(Stored entries)
# # #

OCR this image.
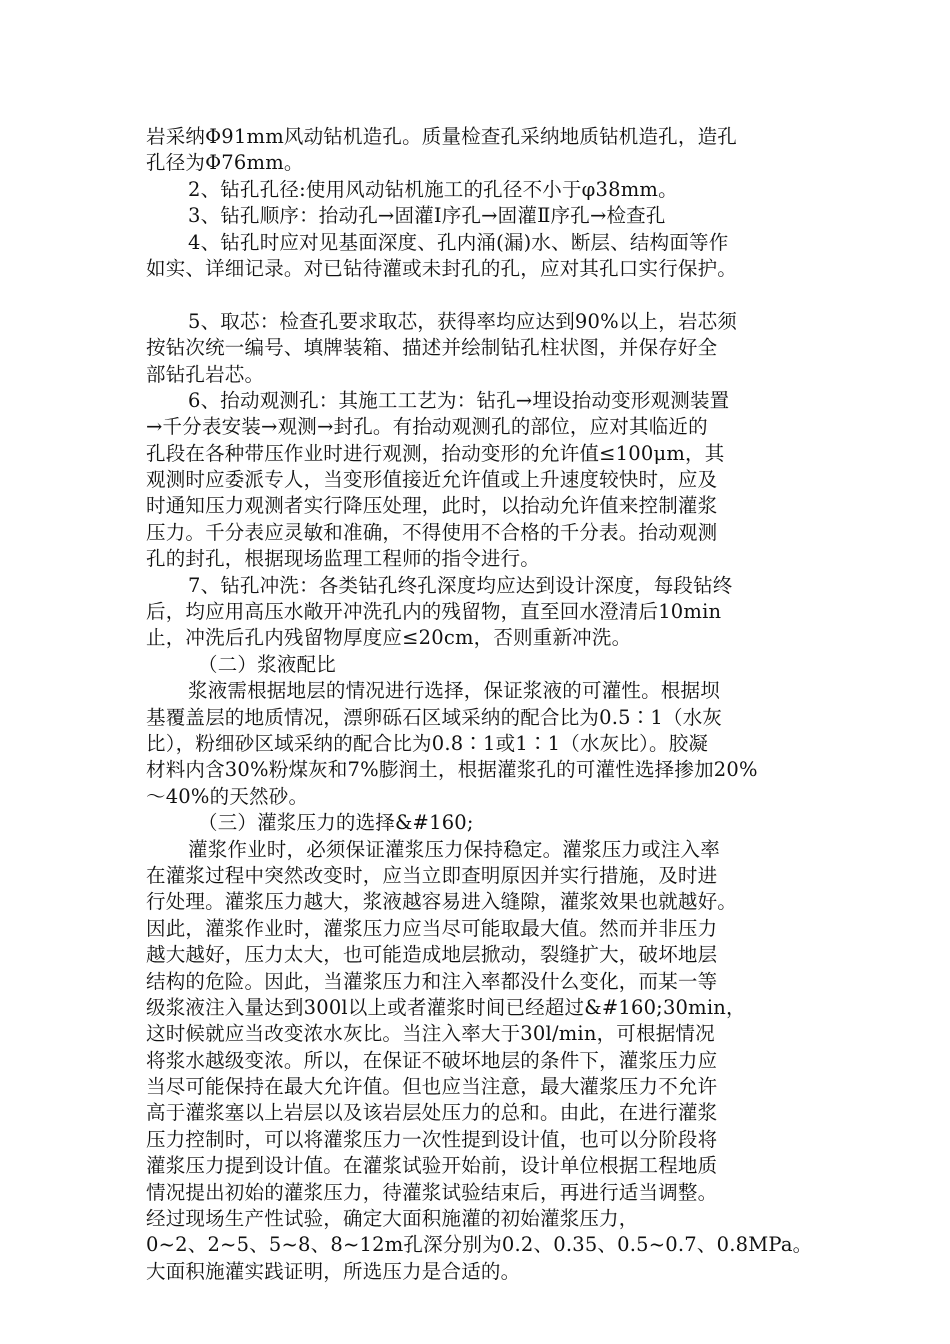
岩采纳Φ91mm风动钻机造孔。质量检查孔采纳地质钻机造孔，造孔
孔径为Φ76mm。
2、钻孔孔径:使用风动钻机施工的孔径不小于φ38mm。
3、钻孔顺序：抬动孔→固灌Ⅰ序孔→固灌Ⅱ序孔→检查孔
4、钻孔时应对见基面深度、孔内涌(漏)水、断层、结构面等作
如实、详细记录。对已钻待灌或未封孔的孔，应对其孔口实行保护。
5、取芯：检查孔要求取芯，获得率均应达到90%以上，岩芯须
按钻次统一编号、填牌装箱、描述并绘制钻孔柱状图，并保存好全
部钻孔岩芯。
6、抬动观测孔：其施工工艺为：钻孔→埋设抬动变形观测装置
→千分表安装→观测→封孔。有抬动观测孔的部位，应对其临近的
孔段在各种带压作业时进行观测，抬动变形的允许值≤100μm，其
观测时应委派专人，当变形值接近允许值或上升速度较快时，应及
时通知压力观测者实行降压处理，此时，以抬动允许值来控制灌浆
压力。千分表应灵敏和准确，不得使用不合格的千分表。抬动观测
孔的封孔，根据现场监理工程师的指令进行。
7、钻孔冲洗：各类钻孔终孔深度均应达到设计深度，每段钻终
后，均应用高压水敞开冲洗孔内的残留物，直至回水澄清后10min
止，冲洗后孔内残留物厚度应≤20cm，否则重新冲洗。
（二）浆液配比
浆液需根据地层的情况进行选择，保证浆液的可灌性。根据坝
基覆盖层的地质情况，漂卵砾石区域采纳的配合比为0.5∶1（水灰
比），粉细砂区域采纳的配合比为0.8∶1或1∶1（水灰比）。胶凝
材料内含30%粉煤灰和7%膨润土，根据灌浆孔的可灌性选择掺加20%
～40%的天然砂。
（三）灌浆压力的选择&#160;
灌浆作业时，必须保证灌浆压力保持稳定。灌浆压力或注入率
在灌浆过程中突然改变时，应当立即查明原因并实行措施，及时进
行处理。灌浆压力越大，浆液越容易进入缝隙，灌浆效果也就越好。
因此，灌浆作业时，灌浆压力应当尽可能取最大值。然而并非压力
越大越好，压力太大，也可能造成地层掀动，裂缝扩大，破坏地层
结构的危险。因此，当灌浆压力和注入率都没什么变化，而某一等
级浆液注入量达到300l以上或者灌浆时间已经超过&#160;30min，
这时候就应当改变浓水灰比。当注入率大于30l/min，可根据情况
将浆水越级变浓。所以，在保证不破坏地层的条件下，灌浆压力应
当尽可能保持在最大允许值。但也应当注意，最大灌浆压力不允许
高于灌浆塞以上岩层以及该岩层处压力的总和。由此，在进行灌浆
压力控制时，可以将灌浆压力一次性提到设计值，也可以分阶段将
灌浆压力提到设计值。在灌浆试验开始前，设计单位根据工程地质
情况提出初始的灌浆压力，待灌浆试验结束后，再进行适当调整。
经过现场生产性试验，确定大面积施灌的初始灌浆压力，
0~2、2~5、5~8、8~12m孔深分别为0.2、0.35、0.5~0.7、0.8MPa。
大面积施灌实践证明，所选压力是合适的。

# # #

• [Written task]: Every record above should come back exactly, but without its pictures.

• [Response below]:
OCR this image.
岩采纳Φ91mm风动钻机造孔。质量检查孔采纳地质钻机造孔，造孔
孔径为Φ76mm。
2、钻孔孔径:使用风动钻机施工的孔径不小于φ38mm。
3、钻孔顺序：抬动孔→固灌Ⅰ序孔→固灌Ⅱ序孔→检查孔
4、钻孔时应对见基面深度、孔内涌(漏)水、断层、结构面等作
如实、详细记录。对已钻待灌或未封孔的孔，应对其孔口实行保护。
5、取芯：检查孔要求取芯，获得率均应达到90%以上，岩芯须
按钻次统一编号、填牌装箱、描述并绘制钻孔柱状图，并保存好全
部钻孔岩芯。
6、抬动观测孔：其施工工艺为：钻孔→埋设抬动变形观测装置
→千分表安装→观测→封孔。有抬动观测孔的部位，应对其临近的
孔段在各种带压作业时进行观测，抬动变形的允许值≤100μm，其
观测时应委派专人，当变形值接近允许值或上升速度较快时，应及
时通知压力观测者实行降压处理，此时，以抬动允许值来控制灌浆
压力。千分表应灵敏和准确，不得使用不合格的千分表。抬动观测
孔的封孔，根据现场监理工程师的指令进行。
7、钻孔冲洗：各类钻孔终孔深度均应达到设计深度，每段钻终
后，均应用高压水敞开冲洗孔内的残留物，直至回水澄清后10min
止，冲洗后孔内残留物厚度应≤20cm，否则重新冲洗。
（二）浆液配比
浆液需根据地层的情况进行选择，保证浆液的可灌性。根据坝
基覆盖层的地质情况，漂卵砾石区域采纳的配合比为0.5∶1（水灰
比），粉细砂区域采纳的配合比为0.8∶1或1∶1（水灰比）。胶凝
材料内含30%粉煤灰和7%膨润土，根据灌浆孔的可灌性选择掺加20%
～40%的天然砂。
（三）灌浆压力的选择&#160;
灌浆作业时，必须保证灌浆压力保持稳定。灌浆压力或注入率
在灌浆过程中突然改变时，应当立即查明原因并实行措施，及时进
行处理。灌浆压力越大，浆液越容易进入缝隙，灌浆效果也就越好。
因此，灌浆作业时，灌浆压力应当尽可能取最大值。然而并非压力
越大越好，压力太大，也可能造成地层掀动，裂缝扩大，破坏地层
结构的危险。因此，当灌浆压力和注入率都没什么变化，而某一等
级浆液注入量达到300l以上或者灌浆时间已经超过&#160;30min，
这时候就应当改变浓水灰比。当注入率大于30l/min，可根据情况
将浆水越级变浓。所以，在保证不破坏地层的条件下，灌浆压力应
当尽可能保持在最大允许值。但也应当注意，最大灌浆压力不允许
高于灌浆塞以上岩层以及该岩层处压力的总和。由此，在进行灌浆
压力控制时，可以将灌浆压力一次性提到设计值，也可以分阶段将
灌浆压力提到设计值。在灌浆试验开始前，设计单位根据工程地质
情况提出初始的灌浆压力，待灌浆试验结束后，再进行适当调整。
经过现场生产性试验，确定大面积施灌的初始灌浆压力，
0~2、2~5、5~8、8~12m孔深分别为0.2、0.35、0.5~0.7、0.8MPa。
大面积施灌实践证明，所选压力是合适的。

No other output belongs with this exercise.